━━━━━ Passage fourni ━━━━━
Rabbi Chnéor Zalman de Lyadi (fondateur du mouvement ‘Habad et auteur du Tanya) explique qu’il existe deux dimensions spirituelles de la Brit Mila. Alors qu’il est possible de parvenir au premier niveau sans le commandement explicite de D.ieu, l’on ne peut atteindre le second niveau spirituel sans l’assistance de D.ieu qui se transmet par Son commandement.

La dimension la plus élevée sera entièrement révélée à l’Ère de Machia’h. Cependant, Avraham cherchait à expérimenter ce niveau de son vivant, ce qui ne pouvait se produire qu’avec l’ordre que lui intima D.ieu, à lui qui avait vécu une vie d’engagement absolu à l’accomplissement de toutes les Mitsvot de son propre gré. Il était donc prêt à ce niveau spirituel sublime.

Le désespoir du Roi David

L’on peut peut-être apporter un autre éclairage. Le Baal Chem Tov cite un passage du Talmud (Mena’hot 43b) concernant le désespoir du roi David alors qu’il se baignait et qu’il réalisa qu’il était dénudé et de ce fait désengagé de toute Mitsva. Cependant, lorsqu’il réalisa qu’il était circoncis, il fut soulagé. Il chanta alors une louange à D.ieu pour cette Mitsva et composa le Psaume 12.
━━━━━
◆ **Énoncé 1**
Répondez, d’après le passage fourni, aux questions suivantes :
(a) Combien de dimensions spirituelles de la Brit Mila Rabbi Chnéor Zalman de Lyadi distingue-t-il ?
(b) À quelle époque la dimension la plus élevée sera-t-elle entièrement révélée ?
(c) Quel psaume le roi David composa-t-il ?
◆ **Énoncé 2**
Recopiez fidèlement, dans le passage fourni, la portion allant de « La dimension la » jusqu’à « niveau spirituel sublime. ».
Le matériel qui suit provient d’une source distincte.
━━━━━ Matériel fourni ━━━━━
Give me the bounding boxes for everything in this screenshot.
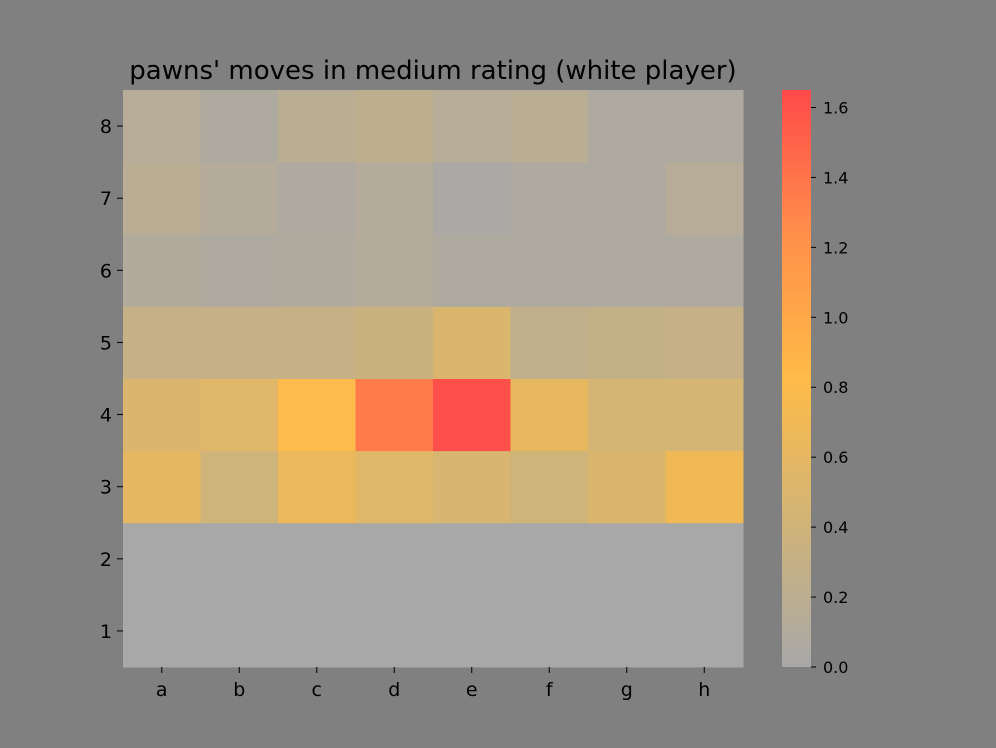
━━━━━
━━━━━ Matériel fourni ━━━━━
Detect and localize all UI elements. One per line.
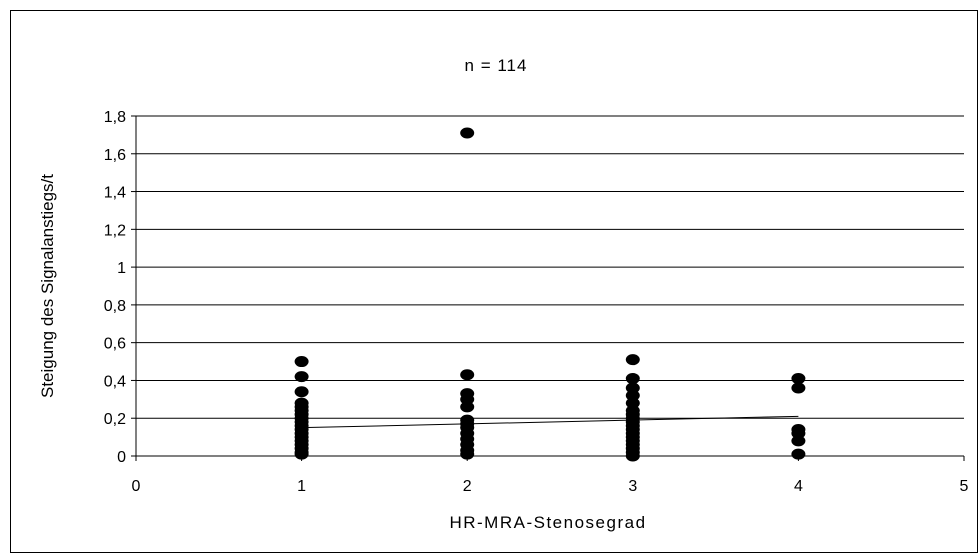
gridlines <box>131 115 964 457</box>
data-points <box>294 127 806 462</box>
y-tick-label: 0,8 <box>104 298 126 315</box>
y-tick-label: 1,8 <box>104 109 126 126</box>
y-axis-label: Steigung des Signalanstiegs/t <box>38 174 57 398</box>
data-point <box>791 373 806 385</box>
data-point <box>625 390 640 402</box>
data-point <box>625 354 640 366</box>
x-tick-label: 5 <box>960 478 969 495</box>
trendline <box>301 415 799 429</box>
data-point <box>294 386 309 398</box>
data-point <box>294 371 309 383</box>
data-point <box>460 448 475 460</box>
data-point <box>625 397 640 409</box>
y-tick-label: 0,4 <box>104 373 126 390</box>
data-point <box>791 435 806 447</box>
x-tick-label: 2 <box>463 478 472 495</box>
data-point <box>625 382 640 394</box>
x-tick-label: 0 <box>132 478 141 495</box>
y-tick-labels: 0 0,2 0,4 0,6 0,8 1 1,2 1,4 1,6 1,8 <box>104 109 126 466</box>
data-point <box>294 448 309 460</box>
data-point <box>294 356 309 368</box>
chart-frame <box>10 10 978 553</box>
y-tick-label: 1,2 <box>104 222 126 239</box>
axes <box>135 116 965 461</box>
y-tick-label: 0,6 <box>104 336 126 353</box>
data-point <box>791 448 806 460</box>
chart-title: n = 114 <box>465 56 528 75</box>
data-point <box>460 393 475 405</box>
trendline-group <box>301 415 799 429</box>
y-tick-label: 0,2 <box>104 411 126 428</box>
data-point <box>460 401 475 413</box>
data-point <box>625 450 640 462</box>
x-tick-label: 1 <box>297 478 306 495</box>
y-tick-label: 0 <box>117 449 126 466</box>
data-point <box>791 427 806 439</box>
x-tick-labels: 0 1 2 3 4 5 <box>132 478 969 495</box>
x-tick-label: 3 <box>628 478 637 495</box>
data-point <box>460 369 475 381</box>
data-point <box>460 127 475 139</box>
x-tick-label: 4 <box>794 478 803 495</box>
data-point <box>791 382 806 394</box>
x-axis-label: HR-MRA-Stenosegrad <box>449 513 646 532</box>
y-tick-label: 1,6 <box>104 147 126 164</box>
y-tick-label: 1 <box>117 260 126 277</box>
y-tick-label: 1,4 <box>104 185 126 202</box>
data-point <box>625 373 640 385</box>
━━━━━
━━━━━ Matériel fourni ━━━━━
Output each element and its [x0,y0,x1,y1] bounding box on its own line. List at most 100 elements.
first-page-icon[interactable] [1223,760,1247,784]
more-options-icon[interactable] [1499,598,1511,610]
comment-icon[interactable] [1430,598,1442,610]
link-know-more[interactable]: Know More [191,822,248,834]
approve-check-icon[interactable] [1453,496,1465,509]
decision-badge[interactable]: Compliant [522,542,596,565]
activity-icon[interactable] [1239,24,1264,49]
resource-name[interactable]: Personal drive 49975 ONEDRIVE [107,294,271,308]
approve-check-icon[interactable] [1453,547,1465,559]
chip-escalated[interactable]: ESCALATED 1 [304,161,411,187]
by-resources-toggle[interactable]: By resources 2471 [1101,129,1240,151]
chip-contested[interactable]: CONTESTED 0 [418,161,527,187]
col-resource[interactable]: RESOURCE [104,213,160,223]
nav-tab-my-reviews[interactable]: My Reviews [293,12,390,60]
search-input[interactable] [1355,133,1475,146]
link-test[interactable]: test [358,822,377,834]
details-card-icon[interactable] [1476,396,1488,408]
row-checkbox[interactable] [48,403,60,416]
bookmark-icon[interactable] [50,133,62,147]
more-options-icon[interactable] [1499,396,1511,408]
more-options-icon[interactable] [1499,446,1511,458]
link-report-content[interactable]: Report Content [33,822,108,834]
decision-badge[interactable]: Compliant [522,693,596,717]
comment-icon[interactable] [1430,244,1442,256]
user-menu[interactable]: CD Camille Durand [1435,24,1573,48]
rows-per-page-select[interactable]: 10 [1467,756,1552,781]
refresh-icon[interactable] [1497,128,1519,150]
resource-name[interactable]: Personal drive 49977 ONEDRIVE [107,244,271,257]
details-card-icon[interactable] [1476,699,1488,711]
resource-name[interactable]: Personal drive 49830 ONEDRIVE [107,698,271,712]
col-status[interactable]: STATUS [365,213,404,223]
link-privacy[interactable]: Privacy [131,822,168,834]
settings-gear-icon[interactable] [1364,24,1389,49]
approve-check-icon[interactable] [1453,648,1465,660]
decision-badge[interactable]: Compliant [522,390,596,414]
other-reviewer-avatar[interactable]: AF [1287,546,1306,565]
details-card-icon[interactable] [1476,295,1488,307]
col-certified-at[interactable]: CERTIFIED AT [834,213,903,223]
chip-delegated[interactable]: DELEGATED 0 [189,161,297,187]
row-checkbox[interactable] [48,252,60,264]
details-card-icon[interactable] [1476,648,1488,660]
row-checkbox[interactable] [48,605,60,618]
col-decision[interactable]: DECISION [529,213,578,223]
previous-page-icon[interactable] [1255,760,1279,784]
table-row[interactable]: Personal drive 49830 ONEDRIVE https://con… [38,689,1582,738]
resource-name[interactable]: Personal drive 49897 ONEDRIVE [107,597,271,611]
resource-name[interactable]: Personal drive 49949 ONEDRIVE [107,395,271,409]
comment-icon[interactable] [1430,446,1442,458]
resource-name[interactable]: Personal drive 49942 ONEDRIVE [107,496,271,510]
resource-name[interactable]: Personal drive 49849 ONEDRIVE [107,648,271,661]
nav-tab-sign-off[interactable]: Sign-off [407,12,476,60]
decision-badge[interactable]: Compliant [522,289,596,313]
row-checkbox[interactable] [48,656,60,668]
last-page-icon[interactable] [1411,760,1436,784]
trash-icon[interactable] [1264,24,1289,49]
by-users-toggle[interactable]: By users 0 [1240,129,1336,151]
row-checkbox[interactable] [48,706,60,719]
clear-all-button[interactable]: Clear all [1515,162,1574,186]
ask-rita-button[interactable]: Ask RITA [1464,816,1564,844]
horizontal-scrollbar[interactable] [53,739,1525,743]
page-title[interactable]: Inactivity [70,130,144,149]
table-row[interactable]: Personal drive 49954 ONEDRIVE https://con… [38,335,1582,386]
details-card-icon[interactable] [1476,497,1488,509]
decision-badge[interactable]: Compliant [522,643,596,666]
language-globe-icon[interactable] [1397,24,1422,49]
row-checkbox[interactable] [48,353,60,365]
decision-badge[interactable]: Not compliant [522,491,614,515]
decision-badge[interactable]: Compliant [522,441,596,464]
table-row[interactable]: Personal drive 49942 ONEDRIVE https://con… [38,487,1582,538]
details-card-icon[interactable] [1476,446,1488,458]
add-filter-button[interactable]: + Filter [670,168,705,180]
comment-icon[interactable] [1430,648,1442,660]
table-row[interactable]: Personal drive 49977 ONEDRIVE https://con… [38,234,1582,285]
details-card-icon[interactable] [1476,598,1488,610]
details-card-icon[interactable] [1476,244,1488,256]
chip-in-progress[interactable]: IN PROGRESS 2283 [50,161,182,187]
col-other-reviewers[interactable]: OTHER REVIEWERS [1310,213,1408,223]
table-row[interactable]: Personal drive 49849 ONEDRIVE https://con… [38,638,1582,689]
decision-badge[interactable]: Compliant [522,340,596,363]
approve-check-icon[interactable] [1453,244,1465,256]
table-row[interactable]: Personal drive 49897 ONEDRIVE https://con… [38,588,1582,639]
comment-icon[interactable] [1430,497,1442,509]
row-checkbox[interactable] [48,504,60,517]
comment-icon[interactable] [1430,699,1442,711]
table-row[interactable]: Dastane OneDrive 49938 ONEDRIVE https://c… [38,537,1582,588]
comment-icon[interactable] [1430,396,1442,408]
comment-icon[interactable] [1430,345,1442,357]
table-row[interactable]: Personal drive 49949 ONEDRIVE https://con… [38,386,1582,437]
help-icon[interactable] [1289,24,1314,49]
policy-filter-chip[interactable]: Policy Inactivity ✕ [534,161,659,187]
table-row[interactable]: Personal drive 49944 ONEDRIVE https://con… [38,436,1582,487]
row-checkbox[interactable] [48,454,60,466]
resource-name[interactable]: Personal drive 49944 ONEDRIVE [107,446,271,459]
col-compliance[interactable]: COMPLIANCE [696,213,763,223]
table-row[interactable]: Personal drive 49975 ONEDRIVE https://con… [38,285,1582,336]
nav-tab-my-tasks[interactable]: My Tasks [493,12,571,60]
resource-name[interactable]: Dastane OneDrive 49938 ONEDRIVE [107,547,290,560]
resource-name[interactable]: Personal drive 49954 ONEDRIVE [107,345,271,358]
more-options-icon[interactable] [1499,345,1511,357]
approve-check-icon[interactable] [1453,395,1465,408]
━━━━━
◆ **Corrigé 1**
(a) Deux.
(b) À l’Ère de Machia’h.
(c) Le Psaume 12.

◆ **Corrigé 2**
La dimension la plus élevée sera entièrement révélée à l’Ère de Machia’h. Cependant, Avraham cherchait à expérimenter ce niveau de son vivant, ce qui ne pouvait se produire qu’avec l’ordre que lui intima D.ieu, à lui qui avait vécu une vie d’engagement absolu à l’accomplissement de toutes les Mitsvot de son propre gré. Il était donc prêt à ce niveau spirituel sublime.